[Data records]
/---

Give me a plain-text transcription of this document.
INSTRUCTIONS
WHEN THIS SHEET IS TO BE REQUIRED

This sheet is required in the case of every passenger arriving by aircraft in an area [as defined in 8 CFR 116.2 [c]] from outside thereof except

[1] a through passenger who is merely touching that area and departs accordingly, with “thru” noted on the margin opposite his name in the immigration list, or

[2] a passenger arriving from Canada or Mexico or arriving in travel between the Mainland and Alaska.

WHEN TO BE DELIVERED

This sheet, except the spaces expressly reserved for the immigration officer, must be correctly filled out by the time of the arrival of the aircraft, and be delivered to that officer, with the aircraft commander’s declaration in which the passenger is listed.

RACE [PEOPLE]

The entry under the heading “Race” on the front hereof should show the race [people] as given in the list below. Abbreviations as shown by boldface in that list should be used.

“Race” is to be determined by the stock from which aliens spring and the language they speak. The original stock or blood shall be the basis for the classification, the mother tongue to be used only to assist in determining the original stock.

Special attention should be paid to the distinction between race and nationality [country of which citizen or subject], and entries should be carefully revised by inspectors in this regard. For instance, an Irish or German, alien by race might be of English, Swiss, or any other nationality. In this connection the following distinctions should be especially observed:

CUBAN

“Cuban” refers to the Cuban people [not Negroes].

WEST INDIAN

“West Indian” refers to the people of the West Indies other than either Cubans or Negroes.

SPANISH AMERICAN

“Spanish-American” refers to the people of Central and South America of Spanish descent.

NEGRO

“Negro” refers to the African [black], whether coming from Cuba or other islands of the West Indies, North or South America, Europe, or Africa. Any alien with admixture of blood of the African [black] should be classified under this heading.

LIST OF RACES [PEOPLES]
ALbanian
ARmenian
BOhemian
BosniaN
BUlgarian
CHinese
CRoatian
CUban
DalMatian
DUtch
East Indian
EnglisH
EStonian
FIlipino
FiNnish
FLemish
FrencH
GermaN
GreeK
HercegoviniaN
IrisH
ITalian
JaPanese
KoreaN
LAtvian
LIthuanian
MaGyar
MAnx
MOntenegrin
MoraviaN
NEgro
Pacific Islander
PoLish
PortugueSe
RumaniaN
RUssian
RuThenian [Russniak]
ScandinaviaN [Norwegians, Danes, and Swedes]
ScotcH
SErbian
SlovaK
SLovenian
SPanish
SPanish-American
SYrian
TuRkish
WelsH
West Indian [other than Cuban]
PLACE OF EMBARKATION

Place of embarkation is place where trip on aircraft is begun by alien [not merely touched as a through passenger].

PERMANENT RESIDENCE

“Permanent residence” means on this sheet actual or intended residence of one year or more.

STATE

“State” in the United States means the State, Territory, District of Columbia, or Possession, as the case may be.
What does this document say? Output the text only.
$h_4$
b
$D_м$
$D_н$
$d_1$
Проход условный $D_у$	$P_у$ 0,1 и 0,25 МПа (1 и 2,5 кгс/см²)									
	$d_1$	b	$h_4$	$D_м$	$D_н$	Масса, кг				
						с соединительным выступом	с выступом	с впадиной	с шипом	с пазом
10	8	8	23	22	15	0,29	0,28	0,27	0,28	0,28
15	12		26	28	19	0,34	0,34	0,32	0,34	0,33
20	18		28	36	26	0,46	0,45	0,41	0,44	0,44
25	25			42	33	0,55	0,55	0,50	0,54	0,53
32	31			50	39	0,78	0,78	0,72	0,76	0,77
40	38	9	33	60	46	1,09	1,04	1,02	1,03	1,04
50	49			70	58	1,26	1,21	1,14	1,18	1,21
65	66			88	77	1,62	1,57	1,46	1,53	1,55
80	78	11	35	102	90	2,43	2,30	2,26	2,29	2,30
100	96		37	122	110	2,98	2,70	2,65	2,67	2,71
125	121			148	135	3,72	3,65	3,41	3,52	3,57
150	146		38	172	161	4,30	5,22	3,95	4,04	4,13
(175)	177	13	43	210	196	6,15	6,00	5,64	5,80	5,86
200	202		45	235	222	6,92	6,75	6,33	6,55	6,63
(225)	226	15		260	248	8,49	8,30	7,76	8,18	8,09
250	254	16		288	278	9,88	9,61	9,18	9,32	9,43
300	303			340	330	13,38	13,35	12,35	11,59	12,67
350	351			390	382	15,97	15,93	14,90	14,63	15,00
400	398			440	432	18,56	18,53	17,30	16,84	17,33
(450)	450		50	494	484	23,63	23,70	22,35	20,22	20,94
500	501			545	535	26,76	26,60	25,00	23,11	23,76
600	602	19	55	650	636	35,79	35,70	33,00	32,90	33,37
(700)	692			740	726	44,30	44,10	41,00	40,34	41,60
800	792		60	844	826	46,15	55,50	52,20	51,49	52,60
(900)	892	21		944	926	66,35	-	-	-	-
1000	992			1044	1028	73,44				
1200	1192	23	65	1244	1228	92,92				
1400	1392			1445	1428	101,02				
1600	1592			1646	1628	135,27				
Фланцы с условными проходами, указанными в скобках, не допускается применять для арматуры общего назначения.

\---

## Short problem
Using the material above, gather every line that includes "except".

## Exercise solution
This sheet is required in the case of every passenger arriving by aircraft in an area [as defined in 8 CFR 116.2 [c]] from outside thereof except
This sheet, except the spaces expressly reserved for the immigration officer, must be correctly filled out by the time of the arrival of the aircraft, and be delivered to that officer, with the aircraft commander’s declaration in which the passenger is listed.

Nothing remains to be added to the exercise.